__Task input__.

----------------

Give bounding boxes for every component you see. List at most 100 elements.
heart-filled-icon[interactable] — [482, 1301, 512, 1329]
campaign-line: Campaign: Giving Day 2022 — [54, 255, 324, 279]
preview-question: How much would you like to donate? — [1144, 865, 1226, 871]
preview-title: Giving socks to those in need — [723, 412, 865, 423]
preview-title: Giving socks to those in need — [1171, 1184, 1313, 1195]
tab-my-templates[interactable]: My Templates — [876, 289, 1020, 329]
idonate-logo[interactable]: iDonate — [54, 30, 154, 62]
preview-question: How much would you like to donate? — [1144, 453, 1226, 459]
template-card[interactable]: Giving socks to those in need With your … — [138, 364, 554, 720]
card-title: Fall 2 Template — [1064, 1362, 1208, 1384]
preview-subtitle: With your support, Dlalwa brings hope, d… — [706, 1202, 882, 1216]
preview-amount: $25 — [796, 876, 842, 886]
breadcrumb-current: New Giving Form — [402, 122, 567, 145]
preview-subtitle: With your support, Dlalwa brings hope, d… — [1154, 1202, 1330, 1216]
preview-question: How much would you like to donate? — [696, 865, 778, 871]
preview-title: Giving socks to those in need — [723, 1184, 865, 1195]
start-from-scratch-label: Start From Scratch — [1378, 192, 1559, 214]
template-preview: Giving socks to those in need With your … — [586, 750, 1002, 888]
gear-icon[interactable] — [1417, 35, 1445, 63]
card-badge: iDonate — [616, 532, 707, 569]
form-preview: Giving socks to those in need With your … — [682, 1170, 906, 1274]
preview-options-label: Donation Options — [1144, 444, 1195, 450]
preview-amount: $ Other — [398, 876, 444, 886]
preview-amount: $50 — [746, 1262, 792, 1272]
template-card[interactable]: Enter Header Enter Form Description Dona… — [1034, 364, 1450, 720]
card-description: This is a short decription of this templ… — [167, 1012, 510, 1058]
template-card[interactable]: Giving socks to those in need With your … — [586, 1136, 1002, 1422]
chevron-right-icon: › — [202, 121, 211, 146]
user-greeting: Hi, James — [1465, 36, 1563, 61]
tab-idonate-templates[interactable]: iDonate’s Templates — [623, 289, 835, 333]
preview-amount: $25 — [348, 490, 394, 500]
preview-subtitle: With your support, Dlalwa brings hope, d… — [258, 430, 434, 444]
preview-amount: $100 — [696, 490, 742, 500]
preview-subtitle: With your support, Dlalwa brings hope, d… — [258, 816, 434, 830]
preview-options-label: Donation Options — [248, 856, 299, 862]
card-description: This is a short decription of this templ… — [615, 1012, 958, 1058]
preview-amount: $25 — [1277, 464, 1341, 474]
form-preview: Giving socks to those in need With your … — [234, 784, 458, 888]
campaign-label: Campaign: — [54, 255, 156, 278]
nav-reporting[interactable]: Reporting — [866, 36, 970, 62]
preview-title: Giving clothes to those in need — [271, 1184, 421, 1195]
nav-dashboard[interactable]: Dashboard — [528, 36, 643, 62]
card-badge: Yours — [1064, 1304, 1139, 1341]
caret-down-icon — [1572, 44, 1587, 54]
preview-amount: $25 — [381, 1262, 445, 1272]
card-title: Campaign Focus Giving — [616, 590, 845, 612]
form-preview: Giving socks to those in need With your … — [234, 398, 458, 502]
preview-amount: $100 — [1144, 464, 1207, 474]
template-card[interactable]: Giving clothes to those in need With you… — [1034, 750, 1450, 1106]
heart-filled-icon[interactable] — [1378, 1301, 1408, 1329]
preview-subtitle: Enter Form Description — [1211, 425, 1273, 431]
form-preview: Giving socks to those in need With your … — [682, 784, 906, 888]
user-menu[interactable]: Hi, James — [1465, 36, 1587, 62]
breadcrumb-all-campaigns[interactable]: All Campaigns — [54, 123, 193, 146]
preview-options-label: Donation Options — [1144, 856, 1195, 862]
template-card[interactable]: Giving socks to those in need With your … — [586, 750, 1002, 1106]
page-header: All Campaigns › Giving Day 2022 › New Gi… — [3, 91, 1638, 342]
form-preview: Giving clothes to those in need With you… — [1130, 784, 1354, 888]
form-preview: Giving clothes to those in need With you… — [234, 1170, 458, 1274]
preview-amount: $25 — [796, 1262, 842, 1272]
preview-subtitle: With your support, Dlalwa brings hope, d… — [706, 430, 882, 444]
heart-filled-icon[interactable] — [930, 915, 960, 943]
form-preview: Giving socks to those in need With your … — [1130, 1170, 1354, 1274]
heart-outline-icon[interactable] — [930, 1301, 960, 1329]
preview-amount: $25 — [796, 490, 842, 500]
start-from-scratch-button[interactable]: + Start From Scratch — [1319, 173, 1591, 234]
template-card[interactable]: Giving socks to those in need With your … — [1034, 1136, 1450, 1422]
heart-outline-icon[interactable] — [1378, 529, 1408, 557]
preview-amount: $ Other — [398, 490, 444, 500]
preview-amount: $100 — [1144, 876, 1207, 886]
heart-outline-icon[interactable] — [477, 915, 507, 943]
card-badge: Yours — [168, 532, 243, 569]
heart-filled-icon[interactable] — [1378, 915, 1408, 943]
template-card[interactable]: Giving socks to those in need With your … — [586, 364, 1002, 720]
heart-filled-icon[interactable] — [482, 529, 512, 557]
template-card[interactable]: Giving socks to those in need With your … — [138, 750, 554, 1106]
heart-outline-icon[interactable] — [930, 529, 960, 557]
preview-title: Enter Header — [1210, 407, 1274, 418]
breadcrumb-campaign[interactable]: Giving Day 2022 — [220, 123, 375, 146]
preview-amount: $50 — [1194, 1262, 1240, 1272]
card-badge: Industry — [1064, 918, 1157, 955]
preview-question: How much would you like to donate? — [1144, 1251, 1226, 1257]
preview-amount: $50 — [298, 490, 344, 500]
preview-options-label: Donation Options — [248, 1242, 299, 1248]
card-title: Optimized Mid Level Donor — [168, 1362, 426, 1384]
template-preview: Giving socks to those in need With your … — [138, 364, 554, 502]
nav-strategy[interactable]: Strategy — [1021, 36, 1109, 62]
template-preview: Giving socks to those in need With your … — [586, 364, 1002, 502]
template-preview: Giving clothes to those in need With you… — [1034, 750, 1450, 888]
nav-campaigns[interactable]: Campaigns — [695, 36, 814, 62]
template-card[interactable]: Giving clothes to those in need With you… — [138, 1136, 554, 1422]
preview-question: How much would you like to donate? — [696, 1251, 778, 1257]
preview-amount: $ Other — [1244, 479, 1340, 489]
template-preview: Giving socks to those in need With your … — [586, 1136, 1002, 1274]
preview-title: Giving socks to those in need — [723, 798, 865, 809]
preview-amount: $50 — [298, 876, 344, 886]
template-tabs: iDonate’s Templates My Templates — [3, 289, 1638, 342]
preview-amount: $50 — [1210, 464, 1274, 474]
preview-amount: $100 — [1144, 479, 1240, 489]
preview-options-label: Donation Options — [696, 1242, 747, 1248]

----------------

__Stated exercise__.
Pick out every line in the listing above that contains the string "Templates" and copy each one. Treat the match as case-sensitive.

__Problem solution__.
tab-my-templates[interactable]: My Templates — [876, 289, 1020, 329]
tab-idonate-templates[interactable]: iDonate’s Templates — [623, 289, 835, 333]
template-tabs: iDonate’s Templates My Templates — [3, 289, 1638, 342]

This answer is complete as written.